Your task is to copy each line that has the word "Different".

-- START OF SOURCE MATERIAL --

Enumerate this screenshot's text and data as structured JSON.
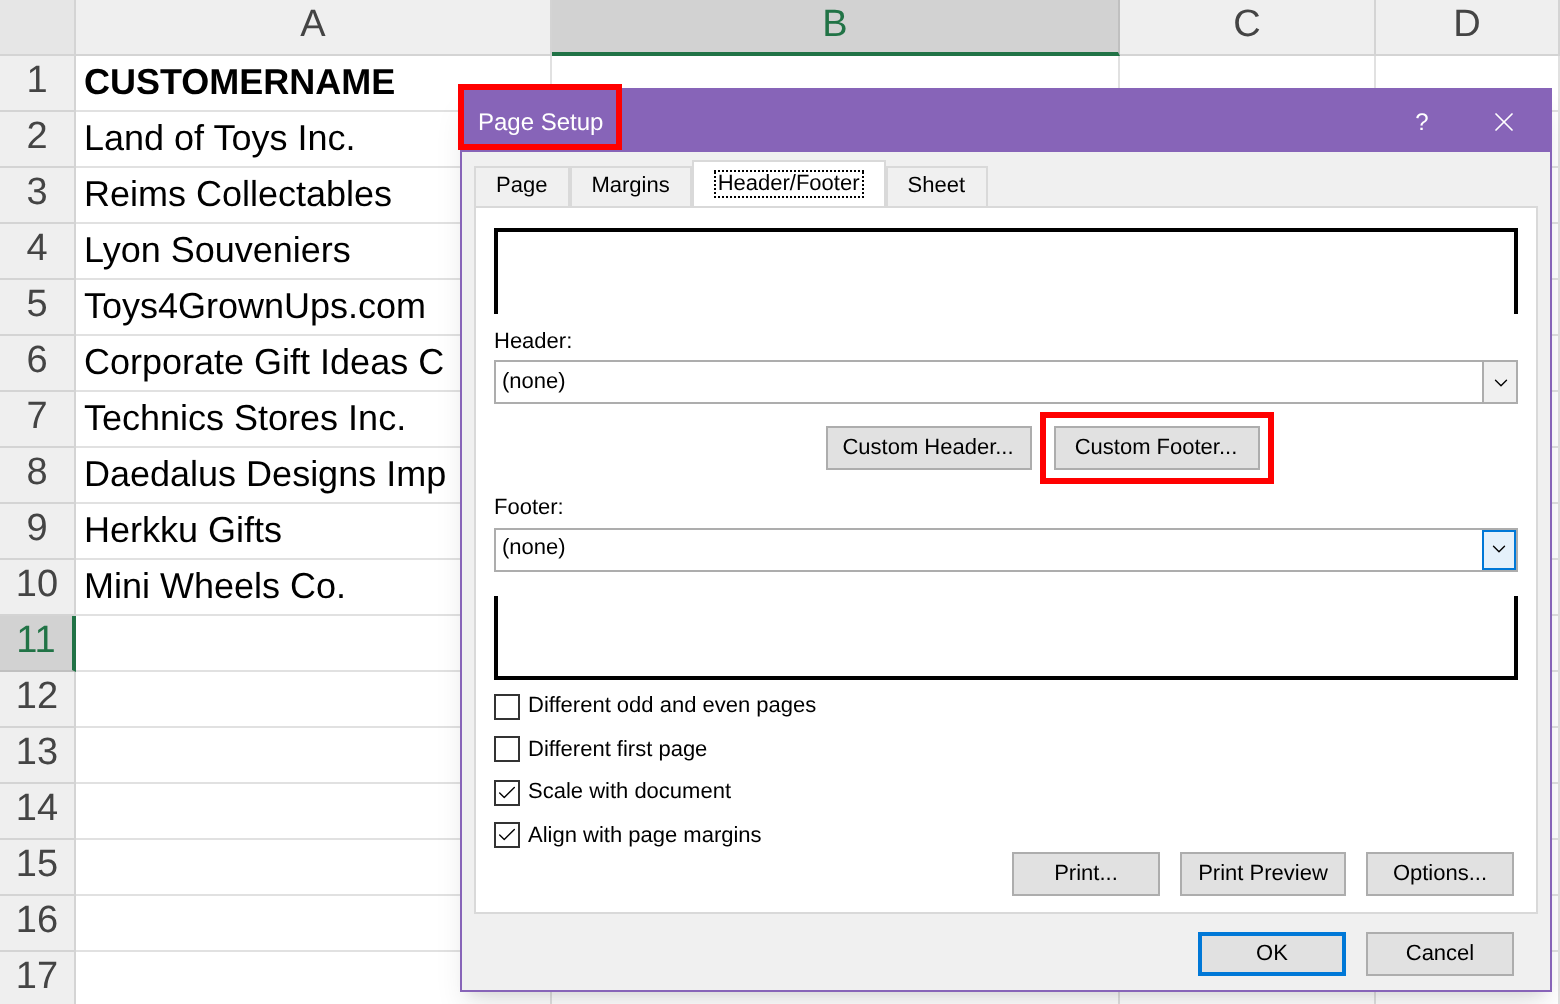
{
  "sheet": {
    "columns": [
      {
        "label": "A",
        "selected": false
      },
      {
        "label": "B",
        "selected": true
      },
      {
        "label": "C",
        "selected": false
      },
      {
        "label": "D",
        "selected": false
      }
    ],
    "rows": [
      {
        "number": "1",
        "selected": false,
        "kind": "heading",
        "cells": [
          "CUSTOMERNAME"
        ]
      },
      {
        "number": "2",
        "selected": false,
        "kind": "data",
        "cells": [
          "Land of Toys Inc."
        ]
      },
      {
        "number": "3",
        "selected": false,
        "kind": "data",
        "cells": [
          "Reims Collectables"
        ]
      },
      {
        "number": "4",
        "selected": false,
        "kind": "data",
        "cells": [
          "Lyon Souveniers"
        ]
      },
      {
        "number": "5",
        "selected": false,
        "kind": "data",
        "cells": [
          "Toys4GrownUps.com"
        ]
      },
      {
        "number": "6",
        "selected": false,
        "kind": "data",
        "cells": [
          "Corporate Gift Ideas C"
        ]
      },
      {
        "number": "7",
        "selected": false,
        "kind": "data",
        "cells": [
          "Technics Stores Inc."
        ]
      },
      {
        "number": "8",
        "selected": false,
        "kind": "data",
        "cells": [
          "Daedalus Designs Imp"
        ]
      },
      {
        "number": "9",
        "selected": false,
        "kind": "data",
        "cells": [
          "Herkku Gifts"
        ]
      },
      {
        "number": "10",
        "selected": false,
        "kind": "data",
        "cells": [
          "Mini Wheels Co."
        ]
      },
      {
        "number": "11",
        "selected": true,
        "cells": []
      },
      {
        "number": "12",
        "selected": false,
        "cells": []
      },
      {
        "number": "13",
        "selected": false,
        "cells": []
      },
      {
        "number": "14",
        "selected": false,
        "cells": []
      },
      {
        "number": "15",
        "selected": false,
        "cells": []
      },
      {
        "number": "16",
        "selected": false,
        "cells": []
      },
      {
        "number": "17",
        "selected": false,
        "cells": []
      }
    ]
  },
  "dialog": {
    "title": "Page Setup",
    "title_highlighted": true,
    "help": "?",
    "tabs": [
      {
        "label": "Page",
        "selected": false
      },
      {
        "label": "Margins",
        "selected": false
      },
      {
        "label": "Header/Footer",
        "selected": true
      },
      {
        "label": "Sheet",
        "selected": false
      }
    ],
    "header": {
      "label": "Header:",
      "value": "(none)",
      "focused": false
    },
    "custom_buttons": [
      {
        "label": "Custom Header...",
        "highlighted": false
      },
      {
        "label": "Custom Footer...",
        "highlighted": true
      }
    ],
    "footer": {
      "label": "Footer:",
      "value": "(none)",
      "focused": true
    },
    "checkboxes": [
      {
        "label": "Different odd and even pages",
        "checked": false
      },
      {
        "label": "Different first page",
        "checked": false
      },
      {
        "label": "Scale with document",
        "checked": true
      },
      {
        "label": "Align with page margins",
        "checked": true
      }
    ],
    "action_buttons": [
      "Print...",
      "Print Preview",
      "Options..."
    ],
    "buttons": [
      {
        "label": "OK",
        "default": true
      },
      {
        "label": "Cancel",
        "default": false
      }
    ]
  }
}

-- END OF SOURCE MATERIAL --

TASK ANSWER.
        "label": "Different odd and even pages",
        "label": "Different first page",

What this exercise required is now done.